** begin **
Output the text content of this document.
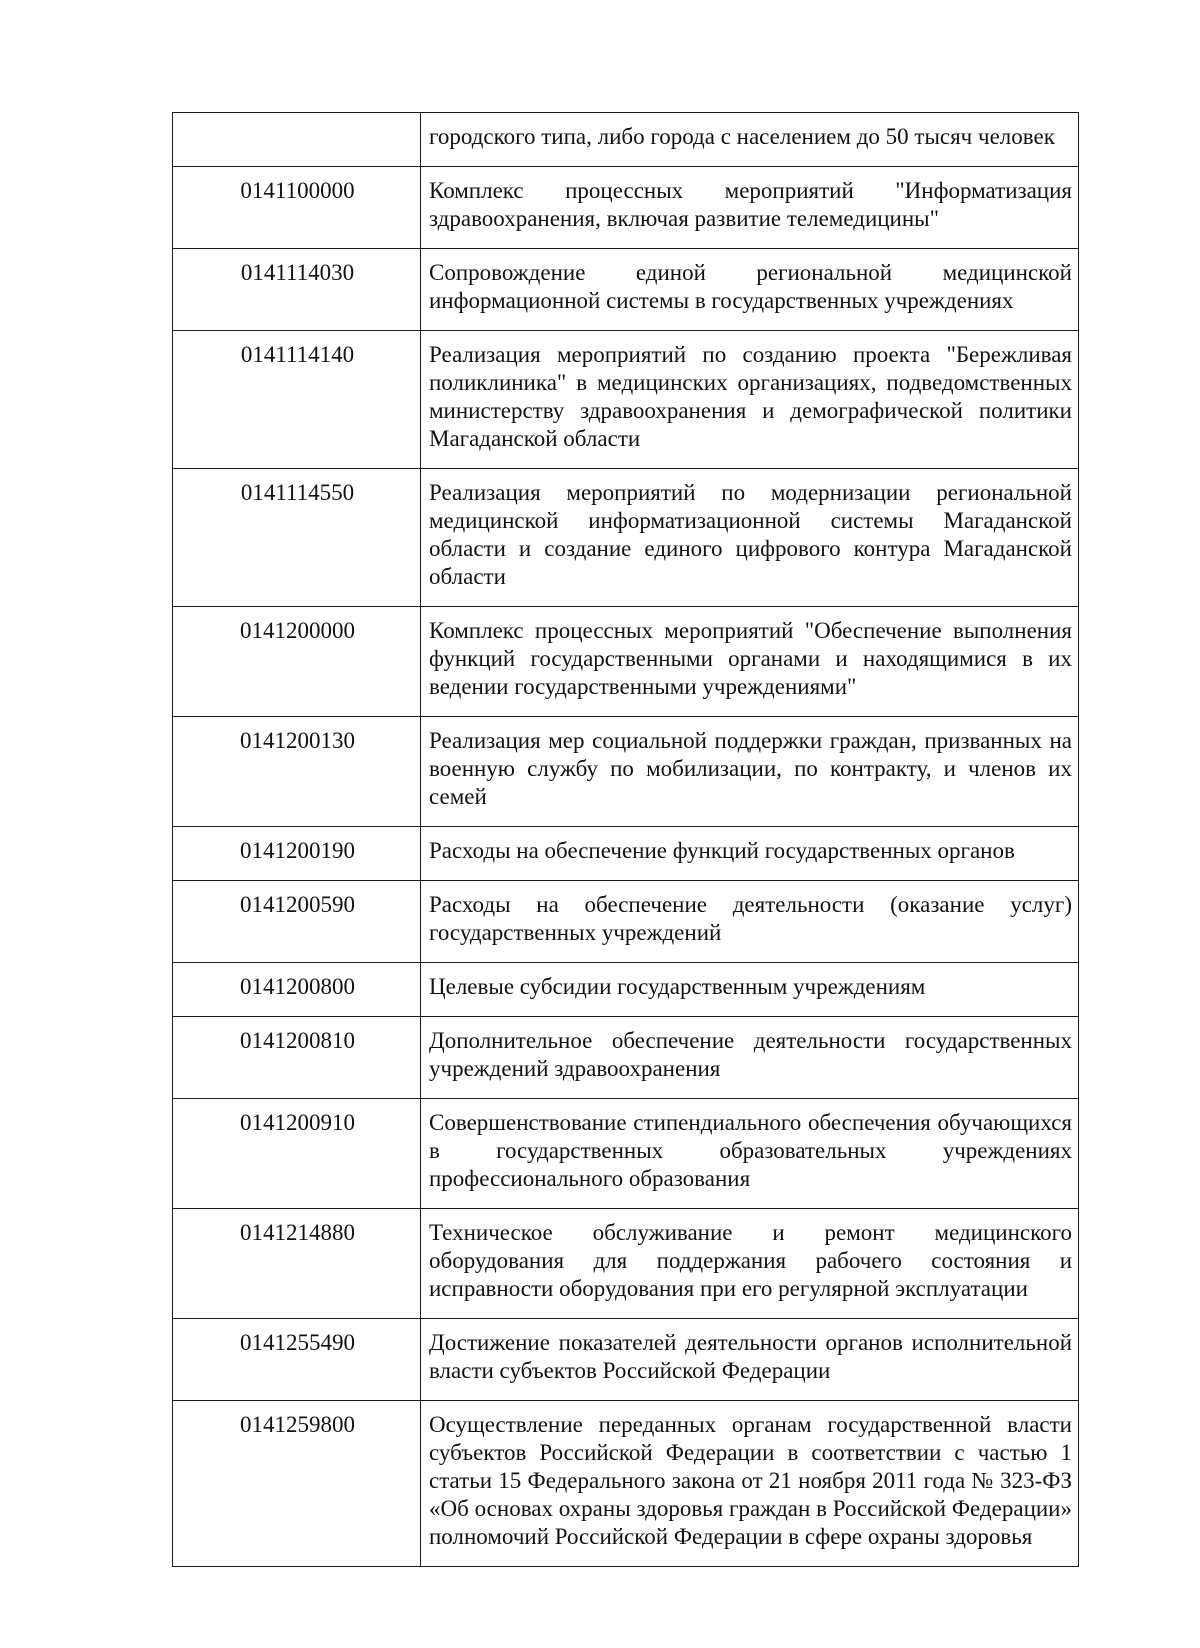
	городского типа, либо города с населением до 50 тысяч человек
0141100000	Комплекс процессных мероприятий "Информатизация здравоохранения, включая развитие телемедицины"
0141114030	Сопровождение единой региональной медицинской информационной системы в государственных учреждениях
0141114140	Реализация мероприятий по созданию проекта "Бережливая поликлиника" в медицинских организациях, подведомственных министерству здравоохранения и демографической политики Магаданской области
0141114550	Реализация мероприятий по модернизации региональной медицинской информатизационной системы Магаданской области и создание единого цифрового контура Магаданской области
0141200000	Комплекс процессных мероприятий "Обеспечение выполнения функций государственными органами и находящимися в их ведении государственными учреждениями"
0141200130	Реализация мер социальной поддержки граждан, призванных на военную службу по мобилизации, по контракту, и членов их семей
0141200190	Расходы на обеспечение функций государственных органов
0141200590	Расходы на обеспечение деятельности (оказание услуг) государственных учреждений
0141200800	Целевые субсидии государственным учреждениям
0141200810	Дополнительное обеспечение деятельности государственных учреждений здравоохранения
0141200910	Совершенствование стипендиального обеспечения обучающихся в государственных образовательных учреждениях профессионального образования
0141214880	Техническое обслуживание и ремонт медицинского оборудования для поддержания рабочего состояния и исправности оборудования при его регулярной эксплуатации
0141255490	Достижение показателей деятельности органов исполнительной власти субъектов Российской Федерации
0141259800	Осуществление переданных органам государственной власти субъектов Российской Федерации в соответствии с частью 1 статьи 15 Федерального закона от 21 ноября 2011 года № 323-ФЗ «Об основах охраны здоровья граждан в Российской Федерации» полномочий Российской Федерации в сфере охраны здоровья
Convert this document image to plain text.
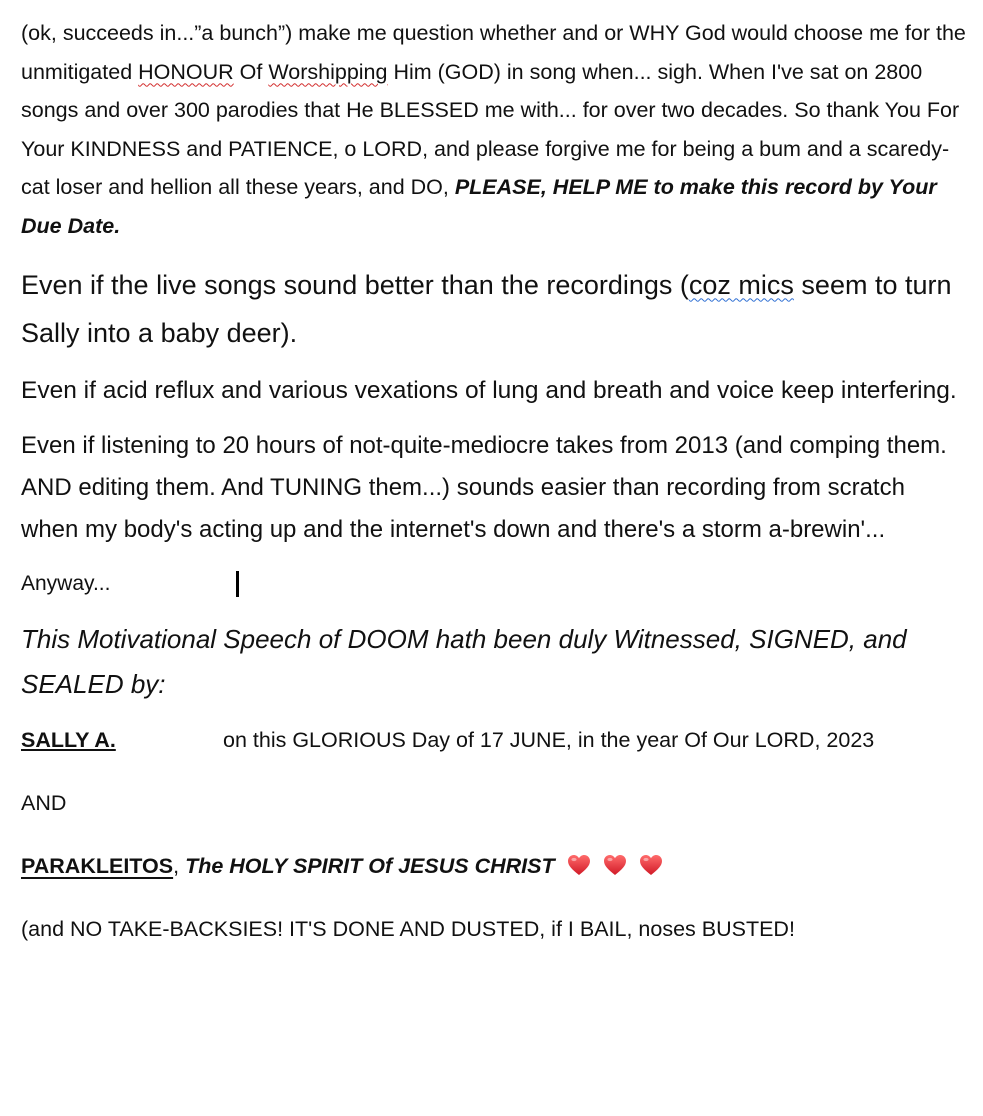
(ok, succeeds in...”a bunch”) make me question whether and or WHY God would choose me for the unmitigated HONOUR Of Worshipping Him (GOD) in song when... sigh. When I've sat on 2800 songs and over 300 parodies that He BLESSED me with... for over two decades. So thank You For Your KINDNESS and PATIENCE, o LORD, and please forgive me for being a bum and a scaredy-cat loser and hellion all these years, and DO, PLEASE, HELP ME to make this record by Your Due Date.

Even if the live songs sound better than the recordings (coz mics seem to turn Sally into a baby deer).

Even if acid reflux and various vexations of lung and breath and voice keep interfering.

Even if listening to 20 hours of not-quite-mediocre takes from 2013 (and comping them. AND editing them. And TUNING them...) sounds easier than recording from scratch when my body's acting up and the internet's down and there's a storm a-brewin'...

Anyway...

This Motivational Speech of DOOM hath been duly Witnessed, SIGNED, and SEALED by:

SALLY A.	on this GLORIOUS Day of 17 JUNE, in the year Of Our LORD, 2023

AND

PARAKLEITOS, The HOLY SPIRIT Of JESUS CHRIST

(and NO TAKE-BACKSIES! IT'S DONE AND DUSTED, if I BAIL, noses BUSTED!
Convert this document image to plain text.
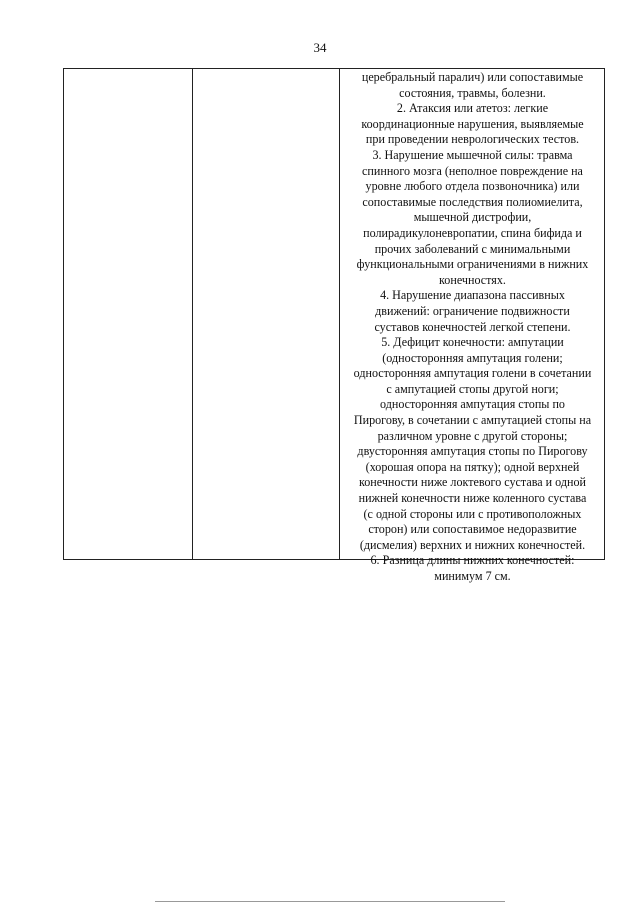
34
церебральный паралич) или сопоставимые
состояния, травмы, болезни.
2. Атаксия или атетоз: легкие
координационные нарушения, выявляемые
при проведении неврологических тестов.
3. Нарушение мышечной силы: травма
спинного мозга (неполное повреждение на
уровне любого отдела позвоночника) или
сопоставимые последствия полиомиелита,
мышечной дистрофии,
полирадикулоневропатии, спина бифида и
прочих заболеваний с минимальными
функциональными ограничениями в нижних
конечностях.
4. Нарушение диапазона пассивных
движений: ограничение подвижности
суставов конечностей легкой степени.
5. Дефицит конечности: ампутации
(односторонняя ампутация голени;
односторонняя ампутация голени в сочетании
с ампутацией стопы другой ноги;
односторонняя ампутация стопы по
Пирогову, в сочетании с ампутацией стопы на
различном уровне с другой стороны;
двусторонняя ампутация стопы по Пирогову
(хорошая опора на пятку); одной верхней
конечности ниже локтевого сустава и одной
нижней конечности ниже коленного сустава
(с одной стороны или с противоположных
сторон) или сопоставимое недоразвитие
(дисмелия) верхних и нижних конечностей.
6. Разница длины нижних конечностей:
минимум 7 см.
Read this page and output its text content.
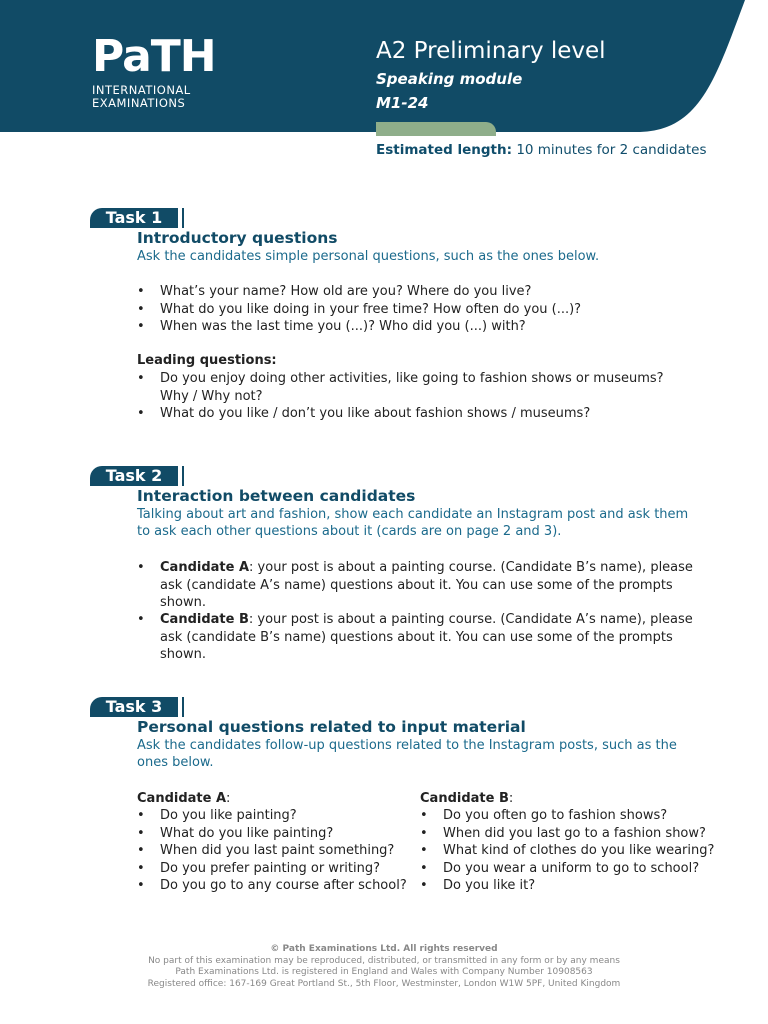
PaTH
INTERNATIONAL
EXAMINATIONS
A2 Preliminary level
Speaking module
M1-24
Estimated length: 10 minutes for 2 candidates
Task 1
Introductory questions
Ask the candidates simple personal questions, such as the ones below.
• What’s your name? How old are you? Where do you live?
• What do you like doing in your free time? How often do you (...)?
• When was the last time you (...)? Who did you (...) with?
Leading questions:
• Do you enjoy doing other activities, like going to fashion shows or museums? Why / Why not?
• What do you like / don’t you like about fashion shows / museums?
Task 2
Interaction between candidates
Talking about art and fashion, show each candidate an Instagram post and ask them to ask each other questions about it (cards are on page 2 and 3).
• Candidate A: your post is about a painting course. (Candidate B’s name), please ask (candidate A’s name) questions about it. You can use some of the prompts shown.
• Candidate B: your post is about a painting course. (Candidate A’s name), please ask (candidate B’s name) questions about it. You can use some of the prompts shown.
Task 3
Personal questions related to input material
Ask the candidates follow-up questions related to the Instagram posts, such as the ones below.
Candidate A:
• Do you like painting?
• What do you like painting?
• When did you last paint something?
• Do you prefer painting or writing?
• Do you go to any course after school?
Candidate B:
• Do you often go to fashion shows?
• When did you last go to a fashion show?
• What kind of clothes do you like wearing?
• Do you wear a uniform to go to school?
• Do you like it?
© Path Examinations Ltd. All rights reserved
No part of this examination may be reproduced, distributed, or transmitted in any form or by any means
Path Examinations Ltd. is registered in England and Wales with Company Number 10908563
Registered office: 167-169 Great Portland St., 5th Floor, Westminster, London W1W 5PF, United Kingdom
** end **
Make a verbatim copy of all the entries and strip out the pictures.

Output the text content of this document.
	городского типа, либо города с населением до 50 тысяч человек
0141100000	Комплекс процессных мероприятий "Информатизация здравоохранения, включая развитие телемедицины"
0141114030	Сопровождение единой региональной медицинской информационной системы в государственных учреждениях
0141114140	Реализация мероприятий по созданию проекта "Бережливая поликлиника" в медицинских организациях, подведомственных министерству здравоохранения и демографической политики Магаданской области
0141114550	Реализация мероприятий по модернизации региональной медицинской информатизационной системы Магаданской области и создание единого цифрового контура Магаданской области
0141200000	Комплекс процессных мероприятий "Обеспечение выполнения функций государственными органами и находящимися в их ведении государственными учреждениями"
0141200130	Реализация мер социальной поддержки граждан, призванных на военную службу по мобилизации, по контракту, и членов их семей
0141200190	Расходы на обеспечение функций государственных органов
0141200590	Расходы на обеспечение деятельности (оказание услуг) государственных учреждений
0141200800	Целевые субсидии государственным учреждениям
0141200810	Дополнительное обеспечение деятельности государственных учреждений здравоохранения
0141200910	Совершенствование стипендиального обеспечения обучающихся в государственных образовательных учреждениях профессионального образования
0141214880	Техническое обслуживание и ремонт медицинского оборудования для поддержания рабочего состояния и исправности оборудования при его регулярной эксплуатации
0141255490	Достижение показателей деятельности органов исполнительной власти субъектов Российской Федерации
0141259800	Осуществление переданных органам государственной власти субъектов Российской Федерации в соответствии с частью 1 статьи 15 Федерального закона от 21 ноября 2011 года № 323-ФЗ «Об основах охраны здоровья граждан в Российской Федерации» полномочий Российской Федерации в сфере охраны здоровья
Convert this document image to plain text.
(ok, succeeds in...”a bunch”) make me question whether and or WHY God would choose me for the unmitigated HONOUR Of Worshipping Him (GOD) in song when... sigh. When I've sat on 2800 songs and over 300 parodies that He BLESSED me with... for over two decades. So thank You For Your KINDNESS and PATIENCE, o LORD, and please forgive me for being a bum and a scaredy-cat loser and hellion all these years, and DO, PLEASE, HELP ME to make this record by Your Due Date.

Even if the live songs sound better than the recordings (coz mics seem to turn Sally into a baby deer).

Even if acid reflux and various vexations of lung and breath and voice keep interfering.

Even if listening to 20 hours of not-quite-mediocre takes from 2013 (and comping them. AND editing them. And TUNING them...) sounds easier than recording from scratch when my body's acting up and the internet's down and there's a storm a-brewin'...

Anyway...

This Motivational Speech of DOOM hath been duly Witnessed, SIGNED, and SEALED by:

SALLY A.	on this GLORIOUS Day of 17 JUNE, in the year Of Our LORD, 2023

AND

PARAKLEITOS, The HOLY SPIRIT Of JESUS CHRIST

(and NO TAKE-BACKSIES! IT'S DONE AND DUSTED, if I BAIL, noses BUSTED!
Convert this document image to plain text.
34
церебральный паралич) или сопоставимые
состояния, травмы, болезни.
2. Атаксия или атетоз: легкие
координационные нарушения, выявляемые
при проведении неврологических тестов.
3. Нарушение мышечной силы: травма
спинного мозга (неполное повреждение на
уровне любого отдела позвоночника) или
сопоставимые последствия полиомиелита,
мышечной дистрофии,
полирадикулоневропатии, спина бифида и
прочих заболеваний с минимальными
функциональными ограничениями в нижних
конечностях.
4. Нарушение диапазона пассивных
движений: ограничение подвижности
суставов конечностей легкой степени.
5. Дефицит конечности: ампутации
(односторонняя ампутация голени;
односторонняя ампутация голени в сочетании
с ампутацией стопы другой ноги;
односторонняя ампутация стопы по
Пирогову, в сочетании с ампутацией стопы на
различном уровне с другой стороны;
двусторонняя ампутация стопы по Пирогову
(хорошая опора на пятку); одной верхней
конечности ниже локтевого сустава и одной
нижней конечности ниже коленного сустава
(с одной стороны или с противоположных
сторон) или сопоставимое недоразвитие
(дисмелия) верхних и нижних конечностей.
6. Разница длины нижних конечностей:
минимум 7 см.
Read this page and output its text content.
PaTH
INTERNATIONAL
EXAMINATIONS
A2 Preliminary level
Speaking module
M1-24
Estimated length: 10 minutes for 2 candidates
Task 1
Introductory questions
Ask the candidates simple personal questions, such as the ones below.
• What’s your name? How old are you? Where do you live?
• What do you like doing in your free time? How often do you (...)?
• When was the last time you (...)? Who did you (...) with?
Leading questions:
• Do you enjoy doing other activities, like going to fashion shows or museums? Why / Why not?
• What do you like / don’t you like about fashion shows / museums?
Task 2
Interaction between candidates
Talking about art and fashion, show each candidate an Instagram post and ask them to ask each other questions about it (cards are on page 2 and 3).
• Candidate A: your post is about a painting course. (Candidate B’s name), please ask (candidate A’s name) questions about it. You can use some of the prompts shown.
• Candidate B: your post is about a painting course. (Candidate A’s name), please ask (candidate B’s name) questions about it. You can use some of the prompts shown.
Task 3
Personal questions related to input material
Ask the candidates follow-up questions related to the Instagram posts, such as the ones below.
Candidate A:
• Do you like painting?
• What do you like painting?
• When did you last paint something?
• Do you prefer painting or writing?
• Do you go to any course after school?
Candidate B:
• Do you often go to fashion shows?
• When did you last go to a fashion show?
• What kind of clothes do you like wearing?
• Do you wear a uniform to go to school?
• Do you like it?
© Path Examinations Ltd. All rights reserved
No part of this examination may be reproduced, distributed, or transmitted in any form or by any means
Path Examinations Ltd. is registered in England and Wales with Company Number 10908563
Registered office: 167-169 Great Portland St., 5th Floor, Westminster, London W1W 5PF, United Kingdom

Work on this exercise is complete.